### Stored entries:
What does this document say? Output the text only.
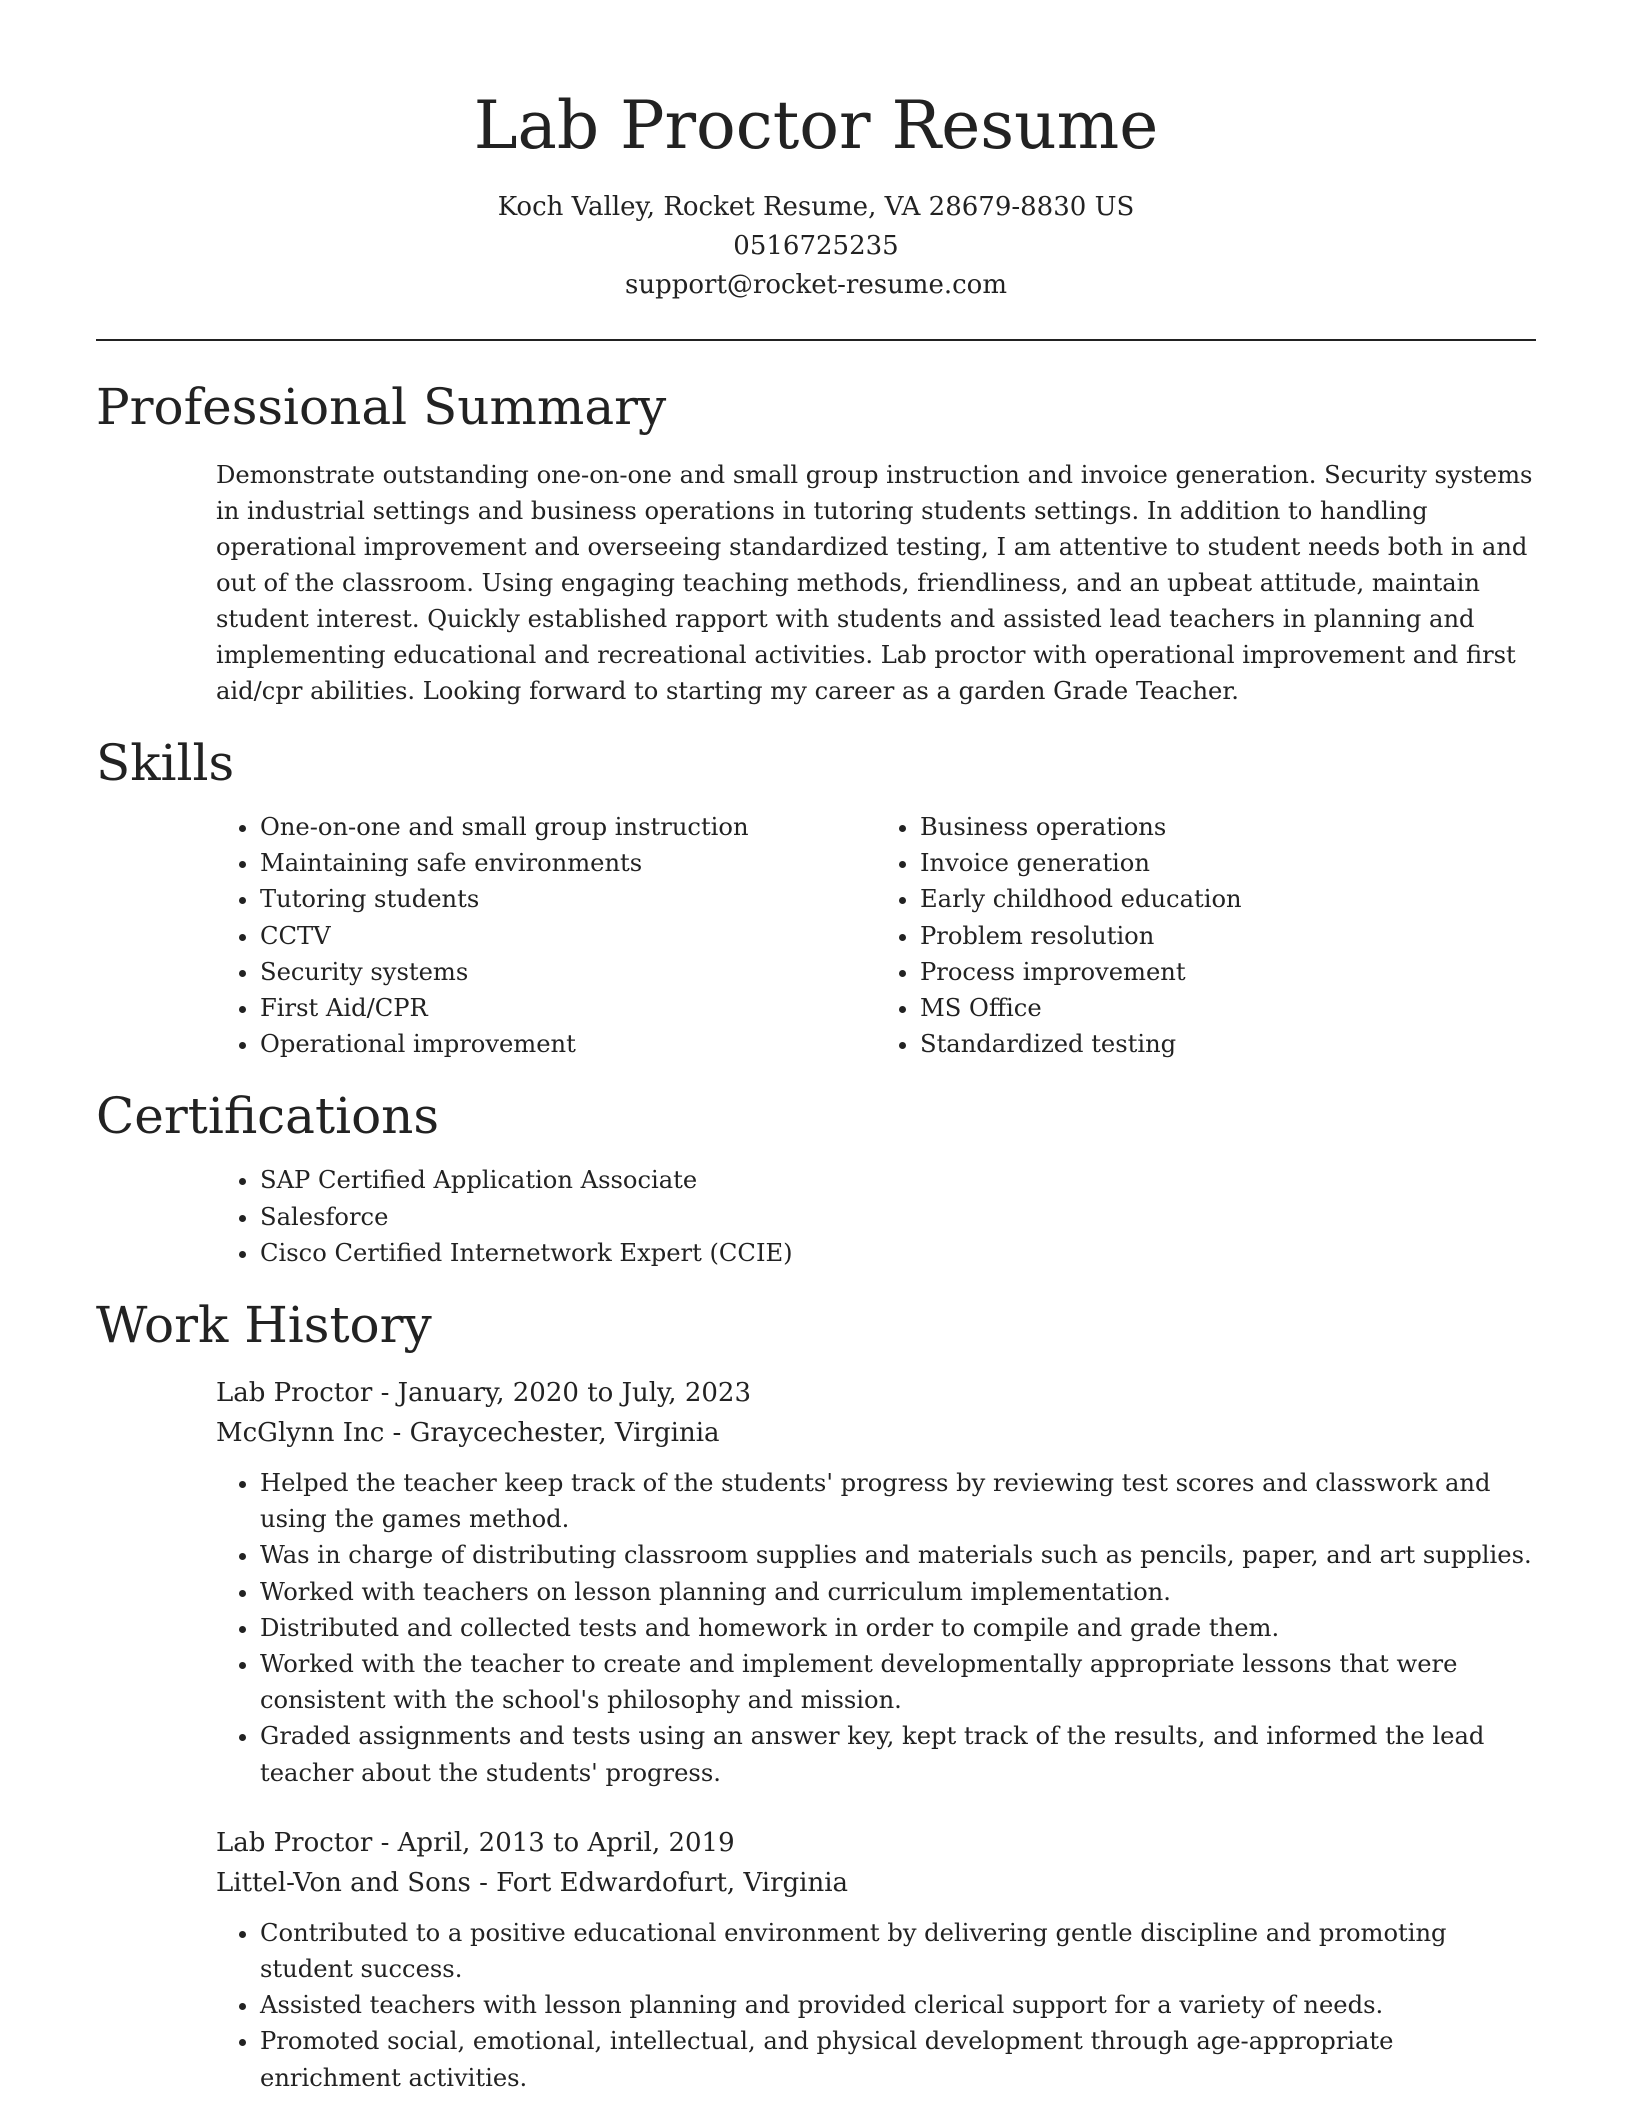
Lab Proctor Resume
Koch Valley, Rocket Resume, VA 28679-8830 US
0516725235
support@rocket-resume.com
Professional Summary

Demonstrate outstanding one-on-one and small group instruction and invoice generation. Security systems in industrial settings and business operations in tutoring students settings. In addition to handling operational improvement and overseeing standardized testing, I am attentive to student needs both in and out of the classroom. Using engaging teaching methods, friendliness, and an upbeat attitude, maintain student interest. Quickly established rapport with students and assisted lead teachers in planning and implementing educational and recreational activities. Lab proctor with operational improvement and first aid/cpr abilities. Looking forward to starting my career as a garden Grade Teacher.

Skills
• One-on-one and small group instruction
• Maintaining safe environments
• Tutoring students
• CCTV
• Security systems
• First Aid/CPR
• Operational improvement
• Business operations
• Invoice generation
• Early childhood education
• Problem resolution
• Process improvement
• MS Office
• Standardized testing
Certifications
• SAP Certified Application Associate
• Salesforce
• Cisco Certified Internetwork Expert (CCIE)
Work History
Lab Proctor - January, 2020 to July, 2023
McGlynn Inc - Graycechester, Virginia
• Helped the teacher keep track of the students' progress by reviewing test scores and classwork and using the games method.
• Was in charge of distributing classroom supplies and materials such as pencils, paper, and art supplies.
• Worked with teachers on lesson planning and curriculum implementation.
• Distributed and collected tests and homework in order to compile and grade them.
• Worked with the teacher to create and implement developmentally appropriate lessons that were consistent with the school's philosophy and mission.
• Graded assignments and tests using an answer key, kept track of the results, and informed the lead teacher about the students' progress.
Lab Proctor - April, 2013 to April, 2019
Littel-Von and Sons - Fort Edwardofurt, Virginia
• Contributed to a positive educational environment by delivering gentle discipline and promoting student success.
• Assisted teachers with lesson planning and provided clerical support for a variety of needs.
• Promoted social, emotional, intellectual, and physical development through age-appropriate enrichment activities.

...

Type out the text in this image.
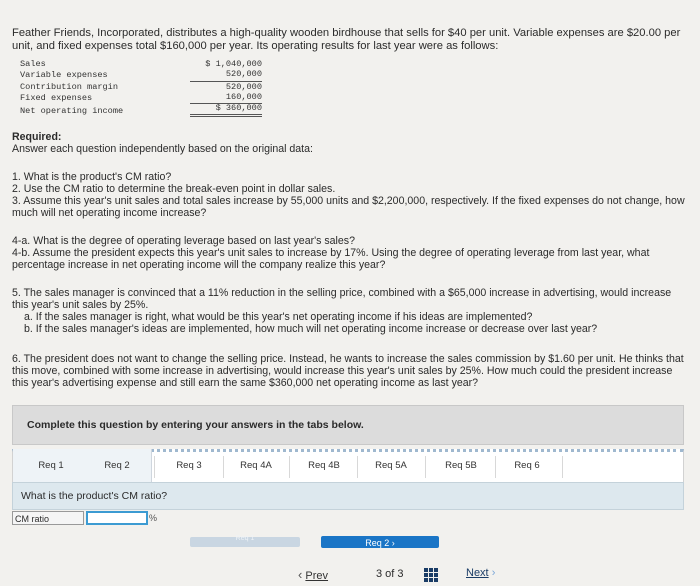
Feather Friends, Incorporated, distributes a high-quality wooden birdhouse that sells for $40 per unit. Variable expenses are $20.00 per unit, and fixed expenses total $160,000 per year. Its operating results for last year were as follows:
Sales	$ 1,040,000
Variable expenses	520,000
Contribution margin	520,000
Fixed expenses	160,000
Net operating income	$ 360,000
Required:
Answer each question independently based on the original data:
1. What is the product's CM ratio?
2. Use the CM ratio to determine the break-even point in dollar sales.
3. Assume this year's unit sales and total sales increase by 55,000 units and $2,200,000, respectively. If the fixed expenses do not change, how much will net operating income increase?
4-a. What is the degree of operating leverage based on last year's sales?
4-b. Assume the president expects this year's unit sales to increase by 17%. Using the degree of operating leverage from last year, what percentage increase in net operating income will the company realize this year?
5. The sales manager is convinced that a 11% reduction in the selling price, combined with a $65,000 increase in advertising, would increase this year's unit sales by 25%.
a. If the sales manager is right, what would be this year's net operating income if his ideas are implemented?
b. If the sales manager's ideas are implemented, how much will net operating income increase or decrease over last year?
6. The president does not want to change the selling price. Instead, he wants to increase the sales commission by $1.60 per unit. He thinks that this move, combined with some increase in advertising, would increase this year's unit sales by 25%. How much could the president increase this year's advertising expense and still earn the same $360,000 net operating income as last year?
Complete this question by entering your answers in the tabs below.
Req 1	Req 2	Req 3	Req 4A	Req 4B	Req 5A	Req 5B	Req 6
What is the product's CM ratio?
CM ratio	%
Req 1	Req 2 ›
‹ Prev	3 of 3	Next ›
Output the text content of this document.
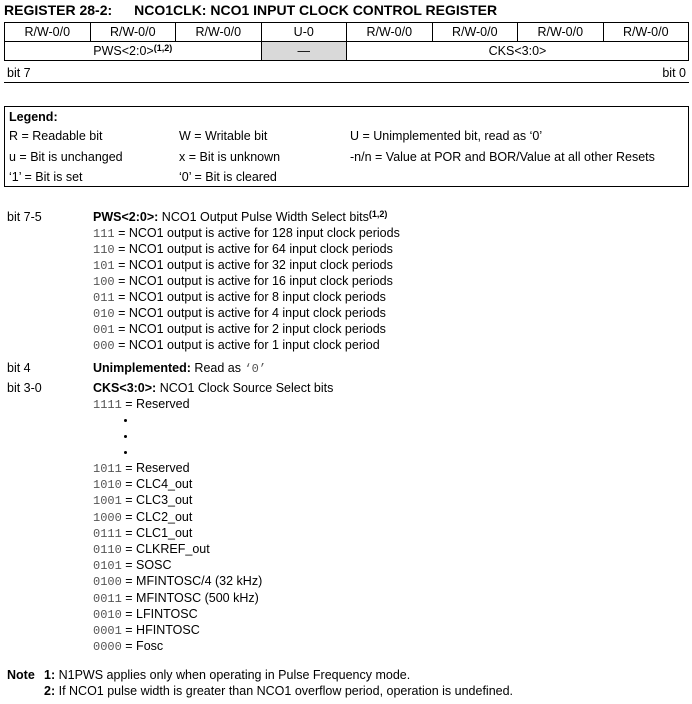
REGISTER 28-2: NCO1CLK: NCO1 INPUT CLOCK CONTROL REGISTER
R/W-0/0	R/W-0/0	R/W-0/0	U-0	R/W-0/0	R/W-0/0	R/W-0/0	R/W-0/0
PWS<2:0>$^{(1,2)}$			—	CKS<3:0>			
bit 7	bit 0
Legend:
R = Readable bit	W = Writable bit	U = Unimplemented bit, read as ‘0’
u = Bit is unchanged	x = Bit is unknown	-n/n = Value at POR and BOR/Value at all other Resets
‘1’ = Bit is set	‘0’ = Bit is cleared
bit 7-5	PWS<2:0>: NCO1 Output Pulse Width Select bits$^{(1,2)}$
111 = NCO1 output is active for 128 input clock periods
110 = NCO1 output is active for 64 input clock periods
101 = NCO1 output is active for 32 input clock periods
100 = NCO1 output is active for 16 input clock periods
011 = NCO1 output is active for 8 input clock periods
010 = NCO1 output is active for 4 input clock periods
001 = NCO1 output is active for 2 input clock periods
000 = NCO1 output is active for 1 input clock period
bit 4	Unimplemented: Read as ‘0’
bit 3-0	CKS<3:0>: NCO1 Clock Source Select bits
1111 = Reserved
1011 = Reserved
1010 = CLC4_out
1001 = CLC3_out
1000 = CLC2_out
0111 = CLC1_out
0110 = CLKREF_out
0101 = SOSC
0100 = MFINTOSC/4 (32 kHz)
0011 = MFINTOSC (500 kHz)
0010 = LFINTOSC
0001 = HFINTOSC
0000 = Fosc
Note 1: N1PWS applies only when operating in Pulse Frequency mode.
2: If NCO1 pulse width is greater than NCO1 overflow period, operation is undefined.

### YOUR INSTRUCTIONS:
Using the entries above, state how many lines include the word "appropriate", with no other words.

### SOLUTION:
2